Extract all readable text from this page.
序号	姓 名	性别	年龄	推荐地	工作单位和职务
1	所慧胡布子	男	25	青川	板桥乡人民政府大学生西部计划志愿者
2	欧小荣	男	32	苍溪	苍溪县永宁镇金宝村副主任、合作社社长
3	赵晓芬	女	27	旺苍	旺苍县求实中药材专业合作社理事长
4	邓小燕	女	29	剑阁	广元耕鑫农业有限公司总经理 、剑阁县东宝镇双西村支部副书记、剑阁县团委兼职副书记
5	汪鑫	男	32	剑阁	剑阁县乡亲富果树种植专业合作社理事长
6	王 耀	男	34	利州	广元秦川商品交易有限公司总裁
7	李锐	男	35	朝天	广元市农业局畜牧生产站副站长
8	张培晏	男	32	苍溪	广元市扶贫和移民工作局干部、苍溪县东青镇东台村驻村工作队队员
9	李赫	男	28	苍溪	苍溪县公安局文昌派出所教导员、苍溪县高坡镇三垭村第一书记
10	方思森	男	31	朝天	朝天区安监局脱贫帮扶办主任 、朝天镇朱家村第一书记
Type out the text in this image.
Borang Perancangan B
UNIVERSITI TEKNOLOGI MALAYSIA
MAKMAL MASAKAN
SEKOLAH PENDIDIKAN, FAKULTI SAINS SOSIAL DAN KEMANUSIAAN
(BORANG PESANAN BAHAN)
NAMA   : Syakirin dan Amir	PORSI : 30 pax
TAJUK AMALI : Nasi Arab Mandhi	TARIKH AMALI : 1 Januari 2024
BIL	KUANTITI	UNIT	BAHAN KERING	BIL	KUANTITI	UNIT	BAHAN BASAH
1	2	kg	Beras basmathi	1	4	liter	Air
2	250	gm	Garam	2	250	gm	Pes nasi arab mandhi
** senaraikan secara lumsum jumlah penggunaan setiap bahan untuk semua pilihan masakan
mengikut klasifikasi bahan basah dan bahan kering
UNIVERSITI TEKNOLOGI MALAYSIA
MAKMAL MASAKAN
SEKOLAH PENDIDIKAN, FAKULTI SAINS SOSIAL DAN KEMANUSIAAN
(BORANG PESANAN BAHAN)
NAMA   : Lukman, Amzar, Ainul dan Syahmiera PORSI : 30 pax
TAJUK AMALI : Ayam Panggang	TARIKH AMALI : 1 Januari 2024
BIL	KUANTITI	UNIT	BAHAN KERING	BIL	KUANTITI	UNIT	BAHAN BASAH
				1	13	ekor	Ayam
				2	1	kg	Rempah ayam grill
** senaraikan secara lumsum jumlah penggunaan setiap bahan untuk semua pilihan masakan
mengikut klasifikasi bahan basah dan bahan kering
# # #
→ Task to carry out: Extract every entry above as it appears.

→ Response:
Extract all readable text from this page.
序号	姓 名	性别	年龄	推荐地	工作单位和职务
1	所慧胡布子	男	25	青川	板桥乡人民政府大学生西部计划志愿者
2	欧小荣	男	32	苍溪	苍溪县永宁镇金宝村副主任、合作社社长
3	赵晓芬	女	27	旺苍	旺苍县求实中药材专业合作社理事长
4	邓小燕	女	29	剑阁	广元耕鑫农业有限公司总经理 、剑阁县东宝镇双西村支部副书记、剑阁县团委兼职副书记
5	汪鑫	男	32	剑阁	剑阁县乡亲富果树种植专业合作社理事长
6	王 耀	男	34	利州	广元秦川商品交易有限公司总裁
7	李锐	男	35	朝天	广元市农业局畜牧生产站副站长
8	张培晏	男	32	苍溪	广元市扶贫和移民工作局干部、苍溪县东青镇东台村驻村工作队队员
9	李赫	男	28	苍溪	苍溪县公安局文昌派出所教导员、苍溪县高坡镇三垭村第一书记
10	方思森	男	31	朝天	朝天区安监局脱贫帮扶办主任 、朝天镇朱家村第一书记
Type out the text in this image.
Borang Perancangan B
UNIVERSITI TEKNOLOGI MALAYSIA
MAKMAL MASAKAN
SEKOLAH PENDIDIKAN, FAKULTI SAINS SOSIAL DAN KEMANUSIAAN
(BORANG PESANAN BAHAN)
NAMA   : Syakirin dan Amir	PORSI : 30 pax
TAJUK AMALI : Nasi Arab Mandhi	TARIKH AMALI : 1 Januari 2024
BIL	KUANTITI	UNIT	BAHAN KERING	BIL	KUANTITI	UNIT	BAHAN BASAH
1	2	kg	Beras basmathi	1	4	liter	Air
2	250	gm	Garam	2	250	gm	Pes nasi arab mandhi
** senaraikan secara lumsum jumlah penggunaan setiap bahan untuk semua pilihan masakan
mengikut klasifikasi bahan basah dan bahan kering
UNIVERSITI TEKNOLOGI MALAYSIA
MAKMAL MASAKAN
SEKOLAH PENDIDIKAN, FAKULTI SAINS SOSIAL DAN KEMANUSIAAN
(BORANG PESANAN BAHAN)
NAMA   : Lukman, Amzar, Ainul dan Syahmiera PORSI : 30 pax
TAJUK AMALI : Ayam Panggang	TARIKH AMALI : 1 Januari 2024
BIL	KUANTITI	UNIT	BAHAN KERING	BIL	KUANTITI	UNIT	BAHAN BASAH
				1	13	ekor	Ayam
				2	1	kg	Rempah ayam grill
** senaraikan secara lumsum jumlah penggunaan setiap bahan untuk semua pilihan masakan
mengikut klasifikasi bahan basah dan bahan kering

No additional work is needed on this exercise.